>> start Listing

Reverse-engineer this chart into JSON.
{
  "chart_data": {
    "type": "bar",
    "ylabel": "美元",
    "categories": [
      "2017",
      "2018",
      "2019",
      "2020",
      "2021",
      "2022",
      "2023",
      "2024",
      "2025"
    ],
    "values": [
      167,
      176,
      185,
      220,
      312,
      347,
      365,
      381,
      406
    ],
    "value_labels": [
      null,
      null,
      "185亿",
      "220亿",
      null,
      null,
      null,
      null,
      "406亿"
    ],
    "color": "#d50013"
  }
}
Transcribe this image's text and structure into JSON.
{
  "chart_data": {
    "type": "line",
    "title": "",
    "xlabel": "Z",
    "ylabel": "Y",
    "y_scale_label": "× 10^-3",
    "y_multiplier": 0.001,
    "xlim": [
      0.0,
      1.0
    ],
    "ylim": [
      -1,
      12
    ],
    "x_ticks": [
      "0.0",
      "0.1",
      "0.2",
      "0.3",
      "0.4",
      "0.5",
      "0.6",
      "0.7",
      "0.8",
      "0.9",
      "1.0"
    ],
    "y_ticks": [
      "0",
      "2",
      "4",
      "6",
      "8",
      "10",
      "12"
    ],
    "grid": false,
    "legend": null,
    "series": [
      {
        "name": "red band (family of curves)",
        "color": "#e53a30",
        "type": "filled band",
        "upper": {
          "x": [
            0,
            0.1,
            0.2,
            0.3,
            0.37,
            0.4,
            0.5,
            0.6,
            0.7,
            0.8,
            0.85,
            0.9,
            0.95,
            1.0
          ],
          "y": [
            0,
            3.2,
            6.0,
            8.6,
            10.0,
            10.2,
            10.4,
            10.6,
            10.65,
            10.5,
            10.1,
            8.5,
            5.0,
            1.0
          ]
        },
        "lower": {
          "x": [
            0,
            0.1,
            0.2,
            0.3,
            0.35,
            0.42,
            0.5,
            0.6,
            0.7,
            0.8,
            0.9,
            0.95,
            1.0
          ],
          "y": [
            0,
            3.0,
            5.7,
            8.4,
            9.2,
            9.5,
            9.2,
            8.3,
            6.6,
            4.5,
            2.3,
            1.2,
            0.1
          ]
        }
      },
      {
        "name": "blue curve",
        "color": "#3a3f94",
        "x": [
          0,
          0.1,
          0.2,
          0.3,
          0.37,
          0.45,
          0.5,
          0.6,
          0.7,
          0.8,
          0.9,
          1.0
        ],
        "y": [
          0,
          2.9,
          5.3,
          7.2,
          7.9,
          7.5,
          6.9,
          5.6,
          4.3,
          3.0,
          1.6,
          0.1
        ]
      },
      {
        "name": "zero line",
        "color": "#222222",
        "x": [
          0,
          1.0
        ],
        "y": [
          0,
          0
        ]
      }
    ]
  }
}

>> end Listing

◆ **Requirement**:
Set down the listing above in full, please, exactly as it appears.

◆ **Task solution**:
Reverse-engineer this chart into JSON.
{
  "chart_data": {
    "type": "bar",
    "ylabel": "美元",
    "categories": [
      "2017",
      "2018",
      "2019",
      "2020",
      "2021",
      "2022",
      "2023",
      "2024",
      "2025"
    ],
    "values": [
      167,
      176,
      185,
      220,
      312,
      347,
      365,
      381,
      406
    ],
    "value_labels": [
      null,
      null,
      "185亿",
      "220亿",
      null,
      null,
      null,
      null,
      "406亿"
    ],
    "color": "#d50013"
  }
}
Transcribe this image's text and structure into JSON.
{
  "chart_data": {
    "type": "line",
    "title": "",
    "xlabel": "Z",
    "ylabel": "Y",
    "y_scale_label": "× 10^-3",
    "y_multiplier": 0.001,
    "xlim": [
      0.0,
      1.0
    ],
    "ylim": [
      -1,
      12
    ],
    "x_ticks": [
      "0.0",
      "0.1",
      "0.2",
      "0.3",
      "0.4",
      "0.5",
      "0.6",
      "0.7",
      "0.8",
      "0.9",
      "1.0"
    ],
    "y_ticks": [
      "0",
      "2",
      "4",
      "6",
      "8",
      "10",
      "12"
    ],
    "grid": false,
    "legend": null,
    "series": [
      {
        "name": "red band (family of curves)",
        "color": "#e53a30",
        "type": "filled band",
        "upper": {
          "x": [
            0,
            0.1,
            0.2,
            0.3,
            0.37,
            0.4,
            0.5,
            0.6,
            0.7,
            0.8,
            0.85,
            0.9,
            0.95,
            1.0
          ],
          "y": [
            0,
            3.2,
            6.0,
            8.6,
            10.0,
            10.2,
            10.4,
            10.6,
            10.65,
            10.5,
            10.1,
            8.5,
            5.0,
            1.0
          ]
        },
        "lower": {
          "x": [
            0,
            0.1,
            0.2,
            0.3,
            0.35,
            0.42,
            0.5,
            0.6,
            0.7,
            0.8,
            0.9,
            0.95,
            1.0
          ],
          "y": [
            0,
            3.0,
            5.7,
            8.4,
            9.2,
            9.5,
            9.2,
            8.3,
            6.6,
            4.5,
            2.3,
            1.2,
            0.1
          ]
        }
      },
      {
        "name": "blue curve",
        "color": "#3a3f94",
        "x": [
          0,
          0.1,
          0.2,
          0.3,
          0.37,
          0.45,
          0.5,
          0.6,
          0.7,
          0.8,
          0.9,
          1.0
        ],
        "y": [
          0,
          2.9,
          5.3,
          7.2,
          7.9,
          7.5,
          6.9,
          5.6,
          4.3,
          3.0,
          1.6,
          0.1
        ]
      },
      {
        "name": "zero line",
        "color": "#222222",
        "x": [
          0,
          1.0
        ],
        "y": [
          0,
          0
        ]
      }
    ]
  }
}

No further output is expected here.